Provided text —
★ ★ ★ ★ ★ ★ ★

I had a different match experience last night - watching on VK without any sound whatsoever. Was interesting to be able to watch the whole game without any interference or anyone else opinion or comments. I quite enjoyed it - well I may have done if we had played better.

First a couple of points on things I have seen mentioned on this and he match thread.
Kicking percentages - as has been pointed out before, Jacob has a better kick % this season and last compared to Jimmy and while not Neil Jenkins is certainly not a 50% kicker.
Turnovers - we are still the team with the most turnovers won this season - we may not have Youngs and Willis at their jackalling best but we have still managed to win plenty.

Personally I don't think 10 is our major issue. Looking at the last few games (particularly yesterday and Quins) it is the breakdown where it goes wrong. Set piece is fine but there are around 40 lineouts and maybe 10-15 scrums a game but around 250 tackles, many of which end up in a ruck - just by sheer volume these have a significant impact on the game and if you are off the boil here it is difficult to control the game.

I'll just add in here that this is in agreement with an awful lot of what hopwood says.

The last two games we have been too slow and too easily out muscled at the breakdown. The opposition backrows haven't been all that on paper - Wallace, White, Jefferies and Heenan are decent squad players, nothing more, but in both games they have spoilt our ball, slowed it down and turned it over. On our attacking rucks we have been late, poorly positioned and ineffective and this meant that the ball was not there to get away quickly. A big part of this is the forwards but part in Robson not being as quick to get there as he was previously, if he is a fraction slower, the opposition can hit the ruck again and destabilise it for a moment and gain a second or two more to ensure they are in position. Robson is also slower at getting the ball away form a 'clean' ruck that he was, I saw him stood hand on ball choosing an option far more than he used to (perception only I have no data on this). If you have a set defensive line in front of you it is hard for a 10 to be all that creative, it doesn't matter if you're Dan Carter, Carlos Spencer or Barry John it's difficult to be creative when the opposition are set and formed in front of you, hence we resorted to more runners off 9 to take contact and try to get quicker ball - rinse and repeat.

★ ★ ★ ★ ★ ★ ★

Records supplied —
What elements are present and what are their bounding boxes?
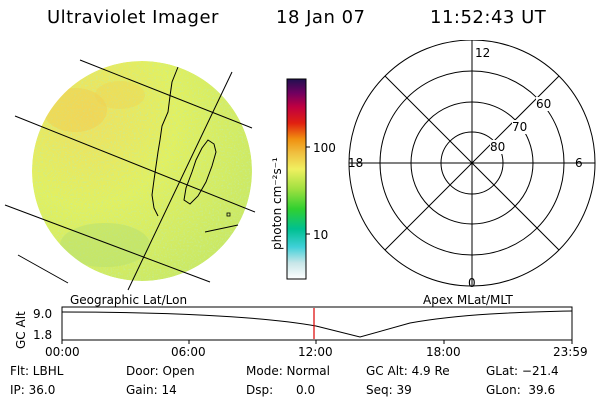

★ ★ ★ ★ ★ ★ ★

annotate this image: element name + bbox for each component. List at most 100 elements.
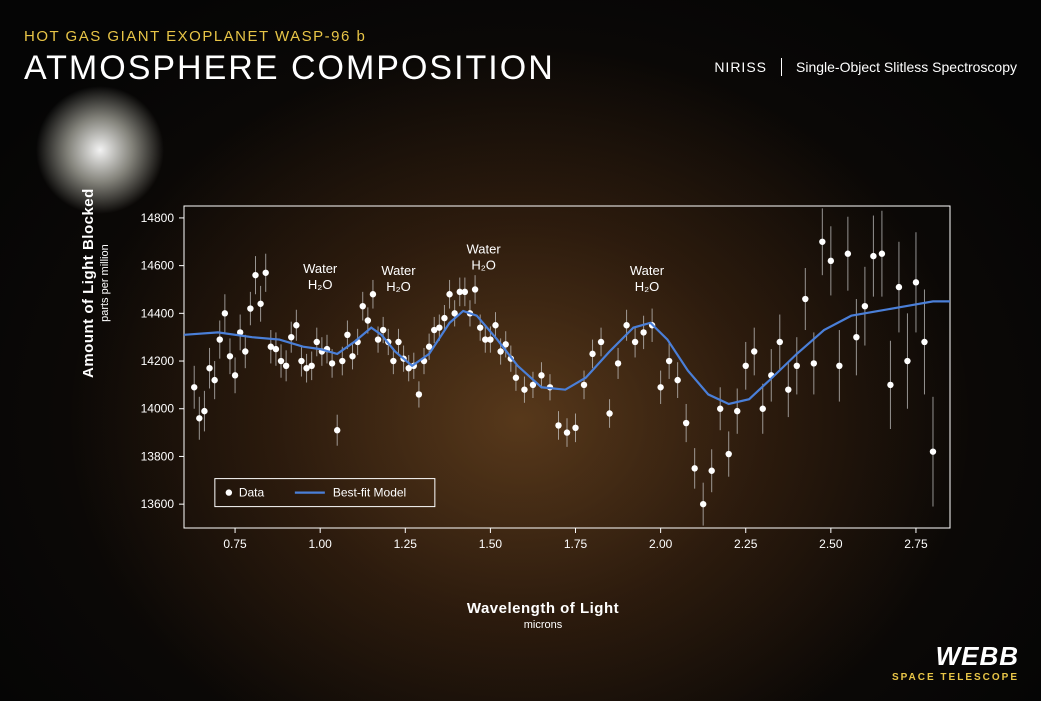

★ ★ ★ ★ ★ ★ ★

Things to do —
(A) In the rugby match post, how does the stretch from "Turnovers - we" through "to win plenty." read if you change "jackalling" to "poaching"?
(B) Can you go on with the rugby match post from where it stops?

Answers to the exercise —
(A)
Turnovers - we are still the team with the most turnovers won this season - we may not have Youngs and Willis at their poaching best but we have still managed to win plenty.

(B)
We might say this is down to Brad missing, and that is some of it, but it is about balancing the resources we have. We want Tom Willis and Barbeary to be carrying, they are more effective than anyone else - to be effective they should ideally not be hitting too many rucks as that will increase fatigue, low effectiveness and mean they are in a ruck rather than being options to carry the ball or run an effective dummy line. That means that we need to be far better organised in who is tasked to clear out and making sure they are in position to do that and not being carrying options. To see an example of how this works, consider Wales performance against Ireland and the against Scotland (Sam Larner has got some excellent stats on this if anyone is interested). Against Ireland, Wales used their better ball carriers to hit rucks and as a result their carry effusiveness was impaired and Wales had very little gain from their forwards. Against Scotland, props Thomas Francis and Wynn Jones hit a combined 48 rucks (while barely carrying), while ball carriers in Moriarty and Basham hit far fewer but carried more and far more effectivly - for more meters and more gainline success. We have used Alo and West to carry and it is nor as effective as you'd think, they made a combined 7m last night.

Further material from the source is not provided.